### Task goal
Note how many lines in the entries contain the string "here", then give that number and nothing else.

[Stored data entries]
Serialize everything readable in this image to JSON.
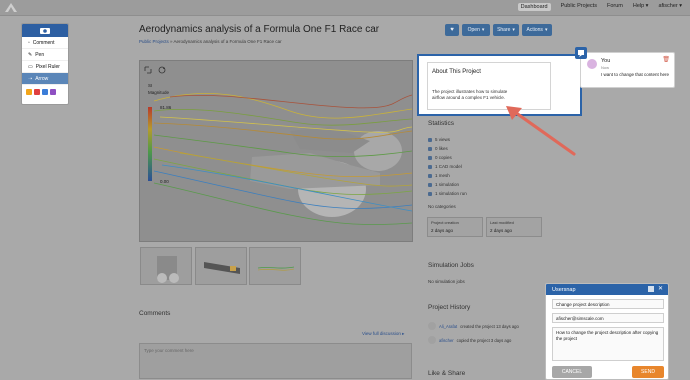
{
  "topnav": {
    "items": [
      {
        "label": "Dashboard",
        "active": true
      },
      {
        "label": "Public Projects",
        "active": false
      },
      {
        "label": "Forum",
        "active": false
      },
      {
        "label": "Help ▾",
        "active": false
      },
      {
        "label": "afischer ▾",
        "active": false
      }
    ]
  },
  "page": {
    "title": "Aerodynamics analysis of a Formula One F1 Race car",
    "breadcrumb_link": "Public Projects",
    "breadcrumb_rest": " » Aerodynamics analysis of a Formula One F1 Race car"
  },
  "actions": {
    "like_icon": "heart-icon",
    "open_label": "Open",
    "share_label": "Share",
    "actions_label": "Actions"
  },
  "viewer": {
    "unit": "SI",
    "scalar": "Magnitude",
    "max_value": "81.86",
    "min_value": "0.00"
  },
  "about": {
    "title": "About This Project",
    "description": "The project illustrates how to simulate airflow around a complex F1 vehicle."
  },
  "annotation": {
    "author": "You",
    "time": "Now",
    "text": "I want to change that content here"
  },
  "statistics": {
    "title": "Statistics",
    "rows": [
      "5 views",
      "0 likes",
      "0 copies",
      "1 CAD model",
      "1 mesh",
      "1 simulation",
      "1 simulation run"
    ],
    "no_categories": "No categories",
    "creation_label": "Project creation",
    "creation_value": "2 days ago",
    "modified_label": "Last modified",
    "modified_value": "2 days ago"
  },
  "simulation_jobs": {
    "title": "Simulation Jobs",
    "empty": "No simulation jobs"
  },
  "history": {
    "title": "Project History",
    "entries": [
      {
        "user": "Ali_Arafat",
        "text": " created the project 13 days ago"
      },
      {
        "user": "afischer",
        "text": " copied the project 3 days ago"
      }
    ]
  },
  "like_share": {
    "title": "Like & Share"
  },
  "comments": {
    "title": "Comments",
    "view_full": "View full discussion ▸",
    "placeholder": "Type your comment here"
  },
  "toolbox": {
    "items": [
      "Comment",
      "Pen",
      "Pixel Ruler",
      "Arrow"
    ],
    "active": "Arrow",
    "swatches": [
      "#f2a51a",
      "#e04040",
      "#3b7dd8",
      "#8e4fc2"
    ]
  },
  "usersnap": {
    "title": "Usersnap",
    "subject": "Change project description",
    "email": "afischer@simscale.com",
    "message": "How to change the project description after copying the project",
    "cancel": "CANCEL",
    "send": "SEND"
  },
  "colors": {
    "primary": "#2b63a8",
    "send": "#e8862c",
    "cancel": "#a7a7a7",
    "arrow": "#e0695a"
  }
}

### Result of the exercise
2